# BRIEF:
Pictures do not belong in the copy; quote every entry below exactly.

# SUPPLIED INFORMATION:
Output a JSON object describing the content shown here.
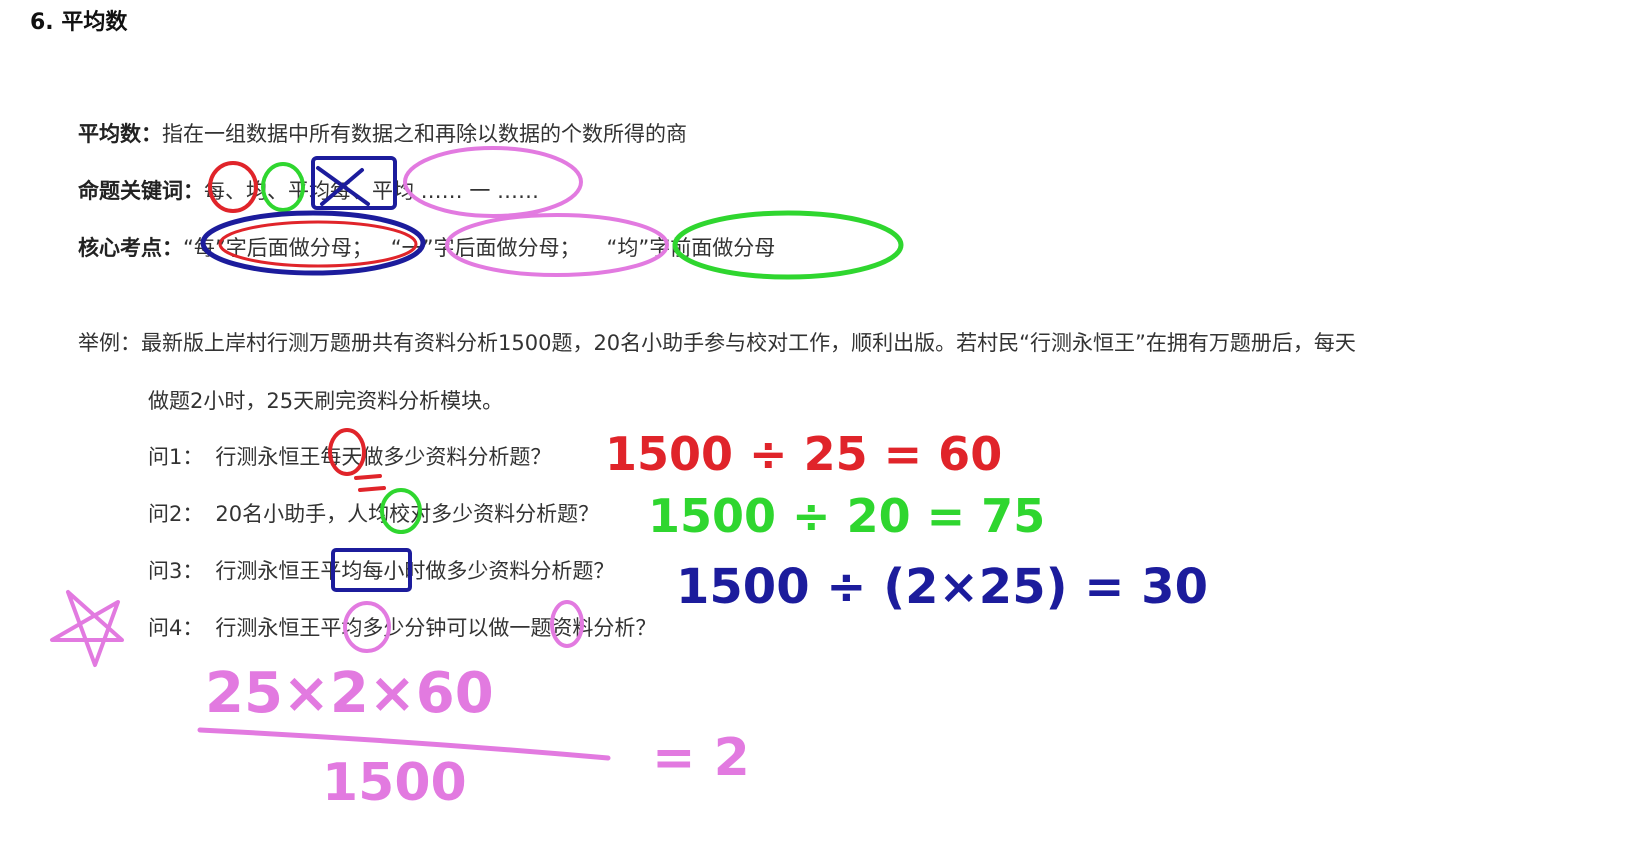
{
  "heading": "6. 平均数",
  "definition": {
    "label": "平均数：",
    "text": "指在一组数据中所有数据之和再除以数据的个数所得的商"
  },
  "keywords": {
    "label": "命题关键词：",
    "k1": "每、",
    "k2": "均、",
    "k3": "平均每、",
    "k4": "平均 …… 一 ……"
  },
  "core": {
    "label": "核心考点：",
    "c1": "“每”字后面做分母；",
    "c2": "“一”字后面做分母；",
    "c3": "“均”字前面做分母"
  },
  "example": {
    "label": "举例：",
    "line1": "最新版上岸村行测万题册共有资料分析1500题，20名小助手参与校对工作，顺利出版。若村民“行测永恒王”在拥有万题册后，每天",
    "line2": "做题2小时，25天刷完资料分析模块。"
  },
  "questions": [
    {
      "label": "问1：",
      "text": "行测永恒王每天做多少资料分析题？",
      "answer": "1500 ÷ 25 = 60"
    },
    {
      "label": "问2：",
      "text": "20名小助手，人均校对多少资料分析题？",
      "answer": "1500 ÷ 20 = 75"
    },
    {
      "label": "问3：",
      "text": "行测永恒王平均每小时做多少资料分析题？",
      "answer": "1500 ÷ (2×25) = 30"
    },
    {
      "label": "问4：",
      "text": "行测永恒王平均多少分钟可以做一题资料分析？"
    }
  ],
  "q4_work": {
    "numerator": "25×2×60",
    "denominator": "1500",
    "result": "= 2"
  },
  "colors": {
    "red": "#e0242a",
    "green": "#2fd62f",
    "blue": "#1c1c9c",
    "pink": "#e27ae0"
  }
}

# ANSWER TO THE PROBLEM:
Output a JSON object describing the content shown here.
{
  "heading": "6. 平均数",
  "definition": {
    "label": "平均数：",
    "text": "指在一组数据中所有数据之和再除以数据的个数所得的商"
  },
  "keywords": {
    "label": "命题关键词：",
    "k1": "每、",
    "k2": "均、",
    "k3": "平均每、",
    "k4": "平均 …… 一 ……"
  },
  "core": {
    "label": "核心考点：",
    "c1": "“每”字后面做分母；",
    "c2": "“一”字后面做分母；",
    "c3": "“均”字前面做分母"
  },
  "example": {
    "label": "举例：",
    "line1": "最新版上岸村行测万题册共有资料分析1500题，20名小助手参与校对工作，顺利出版。若村民“行测永恒王”在拥有万题册后，每天",
    "line2": "做题2小时，25天刷完资料分析模块。"
  },
  "questions": [
    {
      "label": "问1：",
      "text": "行测永恒王每天做多少资料分析题？",
      "answer": "1500 ÷ 25 = 60"
    },
    {
      "label": "问2：",
      "text": "20名小助手，人均校对多少资料分析题？",
      "answer": "1500 ÷ 20 = 75"
    },
    {
      "label": "问3：",
      "text": "行测永恒王平均每小时做多少资料分析题？",
      "answer": "1500 ÷ (2×25) = 30"
    },
    {
      "label": "问4：",
      "text": "行测永恒王平均多少分钟可以做一题资料分析？"
    }
  ],
  "q4_work": {
    "numerator": "25×2×60",
    "denominator": "1500",
    "result": "= 2"
  },
  "colors": {
    "red": "#e0242a",
    "green": "#2fd62f",
    "blue": "#1c1c9c",
    "pink": "#e27ae0"
  }
}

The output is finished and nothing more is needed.